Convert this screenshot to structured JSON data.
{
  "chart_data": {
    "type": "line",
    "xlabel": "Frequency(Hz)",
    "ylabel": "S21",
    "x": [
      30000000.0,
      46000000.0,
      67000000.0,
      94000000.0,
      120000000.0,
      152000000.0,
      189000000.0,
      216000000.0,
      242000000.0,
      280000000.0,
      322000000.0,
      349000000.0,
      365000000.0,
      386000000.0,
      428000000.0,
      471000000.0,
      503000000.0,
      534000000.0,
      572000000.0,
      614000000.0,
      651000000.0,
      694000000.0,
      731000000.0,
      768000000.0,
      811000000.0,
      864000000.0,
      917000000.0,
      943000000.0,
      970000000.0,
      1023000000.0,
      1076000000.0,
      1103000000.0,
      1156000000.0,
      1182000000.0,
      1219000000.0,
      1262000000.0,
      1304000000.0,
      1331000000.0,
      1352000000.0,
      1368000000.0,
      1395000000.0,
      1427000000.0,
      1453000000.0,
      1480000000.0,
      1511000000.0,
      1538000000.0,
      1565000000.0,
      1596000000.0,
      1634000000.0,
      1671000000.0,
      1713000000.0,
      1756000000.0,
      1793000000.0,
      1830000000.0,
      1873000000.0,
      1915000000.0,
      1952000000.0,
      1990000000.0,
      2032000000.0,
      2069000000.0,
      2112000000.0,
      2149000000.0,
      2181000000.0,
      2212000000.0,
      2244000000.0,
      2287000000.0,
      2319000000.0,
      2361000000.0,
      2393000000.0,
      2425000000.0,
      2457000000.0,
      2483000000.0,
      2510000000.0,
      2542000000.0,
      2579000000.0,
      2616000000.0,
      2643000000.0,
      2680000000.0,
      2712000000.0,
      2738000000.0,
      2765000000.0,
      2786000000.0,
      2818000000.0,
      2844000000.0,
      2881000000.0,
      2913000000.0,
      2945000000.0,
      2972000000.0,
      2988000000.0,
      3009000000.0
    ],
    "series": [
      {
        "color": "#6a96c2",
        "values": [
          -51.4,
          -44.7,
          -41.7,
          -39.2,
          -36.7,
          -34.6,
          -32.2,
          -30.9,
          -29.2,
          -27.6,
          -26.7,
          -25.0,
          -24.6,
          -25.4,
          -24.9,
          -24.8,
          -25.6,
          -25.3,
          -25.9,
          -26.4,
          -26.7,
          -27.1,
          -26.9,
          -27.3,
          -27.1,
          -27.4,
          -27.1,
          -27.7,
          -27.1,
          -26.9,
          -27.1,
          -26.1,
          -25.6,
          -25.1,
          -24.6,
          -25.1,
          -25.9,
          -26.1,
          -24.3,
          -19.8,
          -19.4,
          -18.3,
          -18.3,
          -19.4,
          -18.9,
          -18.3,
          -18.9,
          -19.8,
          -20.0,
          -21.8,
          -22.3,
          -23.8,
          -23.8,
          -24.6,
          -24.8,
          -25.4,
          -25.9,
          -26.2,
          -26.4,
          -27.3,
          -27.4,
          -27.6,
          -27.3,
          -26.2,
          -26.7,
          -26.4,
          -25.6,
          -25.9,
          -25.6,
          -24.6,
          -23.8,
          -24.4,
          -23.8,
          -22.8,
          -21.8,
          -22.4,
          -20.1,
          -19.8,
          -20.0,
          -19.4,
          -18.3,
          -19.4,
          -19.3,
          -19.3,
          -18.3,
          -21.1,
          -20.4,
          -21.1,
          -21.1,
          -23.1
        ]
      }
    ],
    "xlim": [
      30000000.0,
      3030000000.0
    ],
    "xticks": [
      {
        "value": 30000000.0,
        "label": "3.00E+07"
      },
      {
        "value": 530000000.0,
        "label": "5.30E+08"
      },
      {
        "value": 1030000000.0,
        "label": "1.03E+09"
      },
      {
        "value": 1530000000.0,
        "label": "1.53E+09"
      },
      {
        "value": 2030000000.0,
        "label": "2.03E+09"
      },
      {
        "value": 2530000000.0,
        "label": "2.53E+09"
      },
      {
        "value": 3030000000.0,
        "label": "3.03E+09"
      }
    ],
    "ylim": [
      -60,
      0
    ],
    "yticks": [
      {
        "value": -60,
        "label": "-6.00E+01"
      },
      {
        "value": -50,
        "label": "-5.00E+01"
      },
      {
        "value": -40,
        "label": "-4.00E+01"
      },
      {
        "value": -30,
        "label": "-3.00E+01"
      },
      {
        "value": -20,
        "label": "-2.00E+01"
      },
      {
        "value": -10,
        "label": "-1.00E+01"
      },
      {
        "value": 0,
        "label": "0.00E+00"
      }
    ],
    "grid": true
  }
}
▬▬▬
### Given exercise
Write every entry out again exactly.

### Exercise response
Convert this screenshot to structured JSON data.
{
  "chart_data": {
    "type": "line",
    "xlabel": "Frequency(Hz)",
    "ylabel": "S21",
    "x": [
      30000000.0,
      46000000.0,
      67000000.0,
      94000000.0,
      120000000.0,
      152000000.0,
      189000000.0,
      216000000.0,
      242000000.0,
      280000000.0,
      322000000.0,
      349000000.0,
      365000000.0,
      386000000.0,
      428000000.0,
      471000000.0,
      503000000.0,
      534000000.0,
      572000000.0,
      614000000.0,
      651000000.0,
      694000000.0,
      731000000.0,
      768000000.0,
      811000000.0,
      864000000.0,
      917000000.0,
      943000000.0,
      970000000.0,
      1023000000.0,
      1076000000.0,
      1103000000.0,
      1156000000.0,
      1182000000.0,
      1219000000.0,
      1262000000.0,
      1304000000.0,
      1331000000.0,
      1352000000.0,
      1368000000.0,
      1395000000.0,
      1427000000.0,
      1453000000.0,
      1480000000.0,
      1511000000.0,
      1538000000.0,
      1565000000.0,
      1596000000.0,
      1634000000.0,
      1671000000.0,
      1713000000.0,
      1756000000.0,
      1793000000.0,
      1830000000.0,
      1873000000.0,
      1915000000.0,
      1952000000.0,
      1990000000.0,
      2032000000.0,
      2069000000.0,
      2112000000.0,
      2149000000.0,
      2181000000.0,
      2212000000.0,
      2244000000.0,
      2287000000.0,
      2319000000.0,
      2361000000.0,
      2393000000.0,
      2425000000.0,
      2457000000.0,
      2483000000.0,
      2510000000.0,
      2542000000.0,
      2579000000.0,
      2616000000.0,
      2643000000.0,
      2680000000.0,
      2712000000.0,
      2738000000.0,
      2765000000.0,
      2786000000.0,
      2818000000.0,
      2844000000.0,
      2881000000.0,
      2913000000.0,
      2945000000.0,
      2972000000.0,
      2988000000.0,
      3009000000.0
    ],
    "series": [
      {
        "color": "#6a96c2",
        "values": [
          -51.4,
          -44.7,
          -41.7,
          -39.2,
          -36.7,
          -34.6,
          -32.2,
          -30.9,
          -29.2,
          -27.6,
          -26.7,
          -25.0,
          -24.6,
          -25.4,
          -24.9,
          -24.8,
          -25.6,
          -25.3,
          -25.9,
          -26.4,
          -26.7,
          -27.1,
          -26.9,
          -27.3,
          -27.1,
          -27.4,
          -27.1,
          -27.7,
          -27.1,
          -26.9,
          -27.1,
          -26.1,
          -25.6,
          -25.1,
          -24.6,
          -25.1,
          -25.9,
          -26.1,
          -24.3,
          -19.8,
          -19.4,
          -18.3,
          -18.3,
          -19.4,
          -18.9,
          -18.3,
          -18.9,
          -19.8,
          -20.0,
          -21.8,
          -22.3,
          -23.8,
          -23.8,
          -24.6,
          -24.8,
          -25.4,
          -25.9,
          -26.2,
          -26.4,
          -27.3,
          -27.4,
          -27.6,
          -27.3,
          -26.2,
          -26.7,
          -26.4,
          -25.6,
          -25.9,
          -25.6,
          -24.6,
          -23.8,
          -24.4,
          -23.8,
          -22.8,
          -21.8,
          -22.4,
          -20.1,
          -19.8,
          -20.0,
          -19.4,
          -18.3,
          -19.4,
          -19.3,
          -19.3,
          -18.3,
          -21.1,
          -20.4,
          -21.1,
          -21.1,
          -23.1
        ]
      }
    ],
    "xlim": [
      30000000.0,
      3030000000.0
    ],
    "xticks": [
      {
        "value": 30000000.0,
        "label": "3.00E+07"
      },
      {
        "value": 530000000.0,
        "label": "5.30E+08"
      },
      {
        "value": 1030000000.0,
        "label": "1.03E+09"
      },
      {
        "value": 1530000000.0,
        "label": "1.53E+09"
      },
      {
        "value": 2030000000.0,
        "label": "2.03E+09"
      },
      {
        "value": 2530000000.0,
        "label": "2.53E+09"
      },
      {
        "value": 3030000000.0,
        "label": "3.03E+09"
      }
    ],
    "ylim": [
      -60,
      0
    ],
    "yticks": [
      {
        "value": -60,
        "label": "-6.00E+01"
      },
      {
        "value": -50,
        "label": "-5.00E+01"
      },
      {
        "value": -40,
        "label": "-4.00E+01"
      },
      {
        "value": -30,
        "label": "-3.00E+01"
      },
      {
        "value": -20,
        "label": "-2.00E+01"
      },
      {
        "value": -10,
        "label": "-1.00E+01"
      },
      {
        "value": 0,
        "label": "0.00E+00"
      }
    ],
    "grid": true
  }
}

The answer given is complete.